## THE EXERCISE
Where a line holds the string "盟工信局", return that line.

----------------

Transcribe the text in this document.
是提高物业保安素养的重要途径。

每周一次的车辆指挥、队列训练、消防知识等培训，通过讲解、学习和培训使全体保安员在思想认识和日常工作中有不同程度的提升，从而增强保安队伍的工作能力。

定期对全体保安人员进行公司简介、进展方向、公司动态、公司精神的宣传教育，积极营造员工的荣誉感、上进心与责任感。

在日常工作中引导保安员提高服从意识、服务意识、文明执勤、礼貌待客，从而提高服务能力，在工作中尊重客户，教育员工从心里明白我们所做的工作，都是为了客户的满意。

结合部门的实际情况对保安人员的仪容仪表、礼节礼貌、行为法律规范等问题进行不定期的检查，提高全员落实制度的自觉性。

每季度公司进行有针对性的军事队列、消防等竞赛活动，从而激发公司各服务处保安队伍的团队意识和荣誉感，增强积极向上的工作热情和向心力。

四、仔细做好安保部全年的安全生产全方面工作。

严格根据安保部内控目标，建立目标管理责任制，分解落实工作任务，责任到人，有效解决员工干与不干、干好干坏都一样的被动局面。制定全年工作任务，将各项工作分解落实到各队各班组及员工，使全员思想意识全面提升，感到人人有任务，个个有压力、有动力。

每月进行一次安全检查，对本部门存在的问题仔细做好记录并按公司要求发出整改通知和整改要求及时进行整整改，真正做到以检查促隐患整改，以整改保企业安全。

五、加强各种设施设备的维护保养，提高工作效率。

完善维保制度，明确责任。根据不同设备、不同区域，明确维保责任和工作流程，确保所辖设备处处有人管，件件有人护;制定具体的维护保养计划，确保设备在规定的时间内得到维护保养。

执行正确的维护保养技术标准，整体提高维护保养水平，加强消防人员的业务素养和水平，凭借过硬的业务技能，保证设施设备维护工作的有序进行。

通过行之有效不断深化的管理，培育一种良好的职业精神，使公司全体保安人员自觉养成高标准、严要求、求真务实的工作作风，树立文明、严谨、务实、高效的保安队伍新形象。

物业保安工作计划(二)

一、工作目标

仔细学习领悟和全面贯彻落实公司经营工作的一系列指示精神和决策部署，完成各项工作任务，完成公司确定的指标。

----------------

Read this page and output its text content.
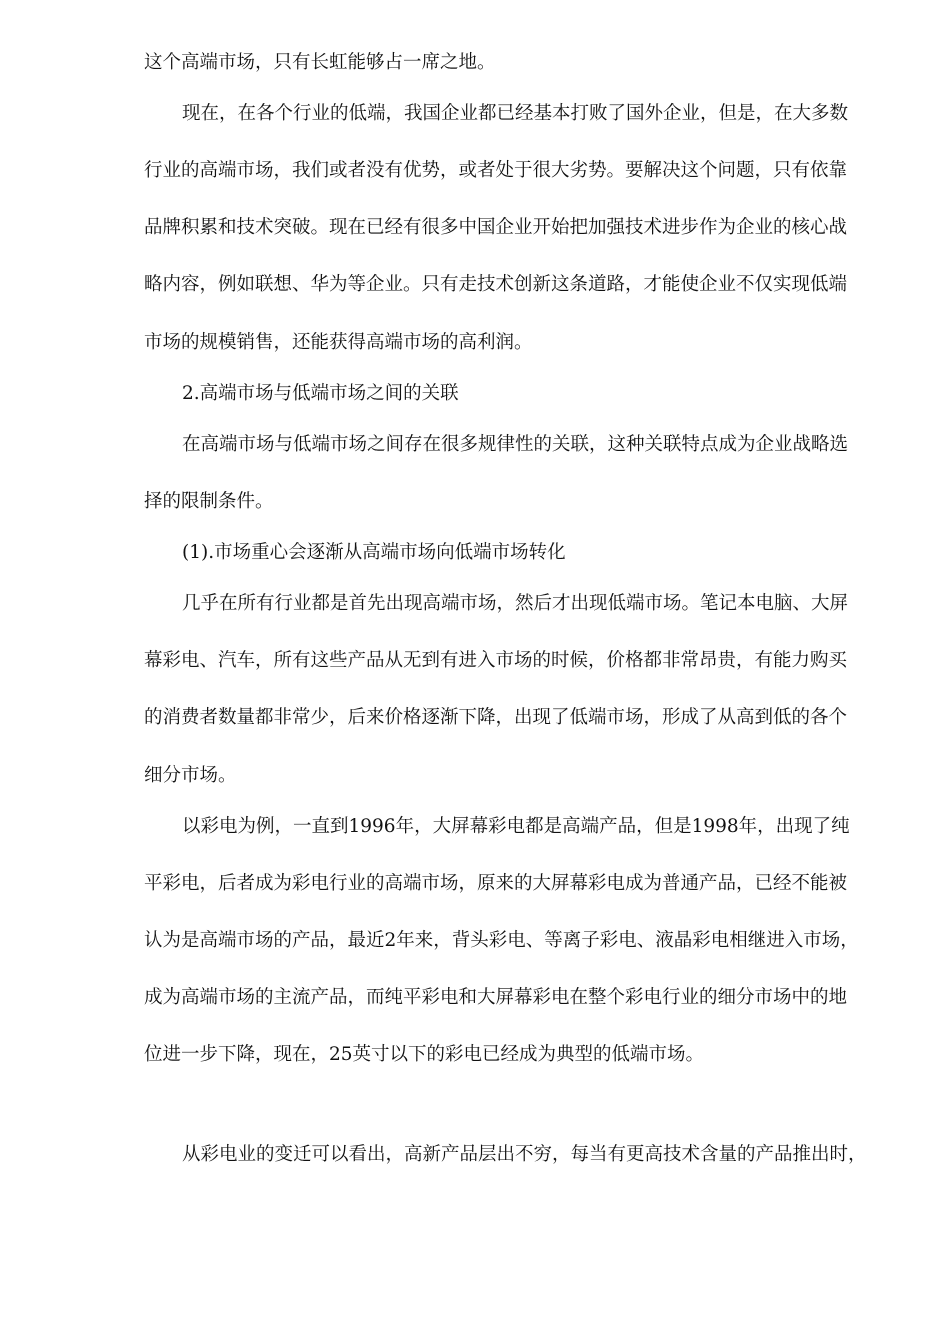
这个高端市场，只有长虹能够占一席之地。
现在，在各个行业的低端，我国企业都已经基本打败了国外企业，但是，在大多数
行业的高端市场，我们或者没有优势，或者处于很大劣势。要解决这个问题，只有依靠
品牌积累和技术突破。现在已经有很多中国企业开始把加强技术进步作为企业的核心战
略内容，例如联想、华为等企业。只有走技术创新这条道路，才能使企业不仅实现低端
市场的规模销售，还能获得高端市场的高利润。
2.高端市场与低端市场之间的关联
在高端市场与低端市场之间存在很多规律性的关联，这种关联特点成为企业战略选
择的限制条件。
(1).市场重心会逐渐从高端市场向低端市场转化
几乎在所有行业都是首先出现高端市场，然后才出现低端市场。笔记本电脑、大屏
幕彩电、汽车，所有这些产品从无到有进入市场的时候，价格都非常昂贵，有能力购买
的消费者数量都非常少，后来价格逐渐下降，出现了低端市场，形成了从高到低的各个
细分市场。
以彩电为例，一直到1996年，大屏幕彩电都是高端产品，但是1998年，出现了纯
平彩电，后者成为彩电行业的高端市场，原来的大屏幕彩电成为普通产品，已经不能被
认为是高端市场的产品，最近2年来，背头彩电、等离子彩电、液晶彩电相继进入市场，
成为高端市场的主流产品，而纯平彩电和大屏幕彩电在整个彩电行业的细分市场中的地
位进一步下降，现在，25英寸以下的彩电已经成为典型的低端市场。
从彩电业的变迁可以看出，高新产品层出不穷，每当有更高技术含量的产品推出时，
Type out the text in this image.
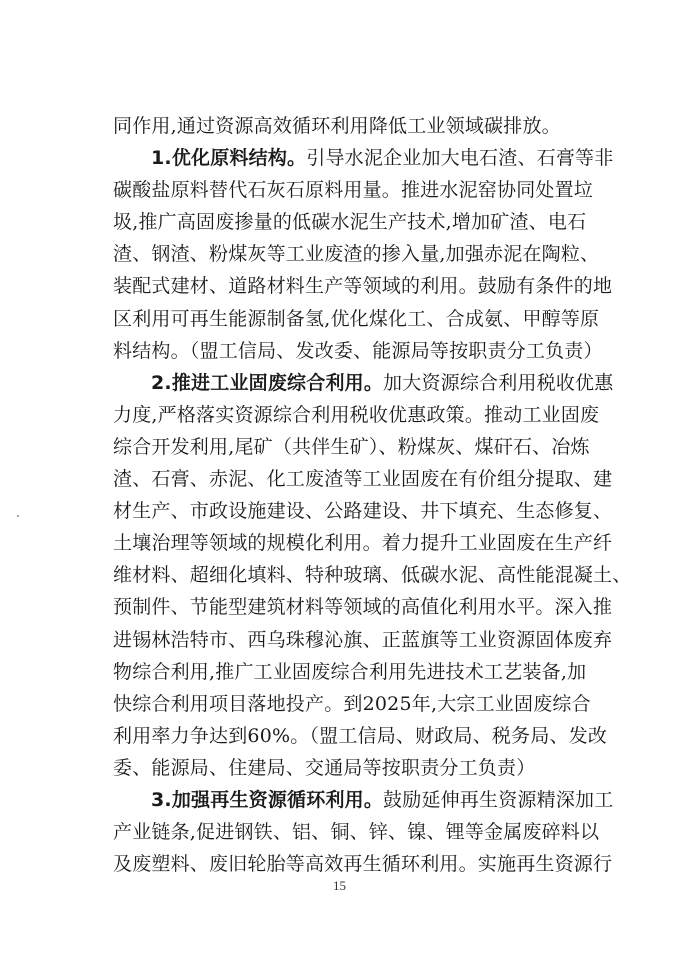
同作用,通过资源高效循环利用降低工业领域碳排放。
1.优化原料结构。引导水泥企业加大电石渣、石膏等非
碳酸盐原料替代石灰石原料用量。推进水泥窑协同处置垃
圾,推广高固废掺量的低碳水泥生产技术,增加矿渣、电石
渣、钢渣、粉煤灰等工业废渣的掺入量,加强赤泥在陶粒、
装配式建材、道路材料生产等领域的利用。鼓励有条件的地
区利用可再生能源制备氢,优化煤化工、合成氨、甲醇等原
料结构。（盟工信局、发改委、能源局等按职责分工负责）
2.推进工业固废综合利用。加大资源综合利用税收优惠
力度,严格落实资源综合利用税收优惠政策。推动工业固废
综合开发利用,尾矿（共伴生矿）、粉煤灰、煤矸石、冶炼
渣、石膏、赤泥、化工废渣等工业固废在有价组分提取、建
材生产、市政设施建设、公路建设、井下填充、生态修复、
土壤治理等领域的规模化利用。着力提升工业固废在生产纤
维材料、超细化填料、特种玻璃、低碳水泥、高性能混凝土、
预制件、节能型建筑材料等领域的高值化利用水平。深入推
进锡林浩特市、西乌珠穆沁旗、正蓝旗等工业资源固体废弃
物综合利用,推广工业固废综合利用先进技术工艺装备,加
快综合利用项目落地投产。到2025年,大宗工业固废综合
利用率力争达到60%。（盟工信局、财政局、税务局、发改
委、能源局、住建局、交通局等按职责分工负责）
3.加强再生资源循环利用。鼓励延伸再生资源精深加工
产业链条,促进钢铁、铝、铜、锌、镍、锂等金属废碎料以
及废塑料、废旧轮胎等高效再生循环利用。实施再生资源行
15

----------------

## ANSWER TO THIS EXERCISE
料结构。（盟工信局、发改委、能源局等按职责分工负责）
利用率力争达到60%。（盟工信局、财政局、税务局、发改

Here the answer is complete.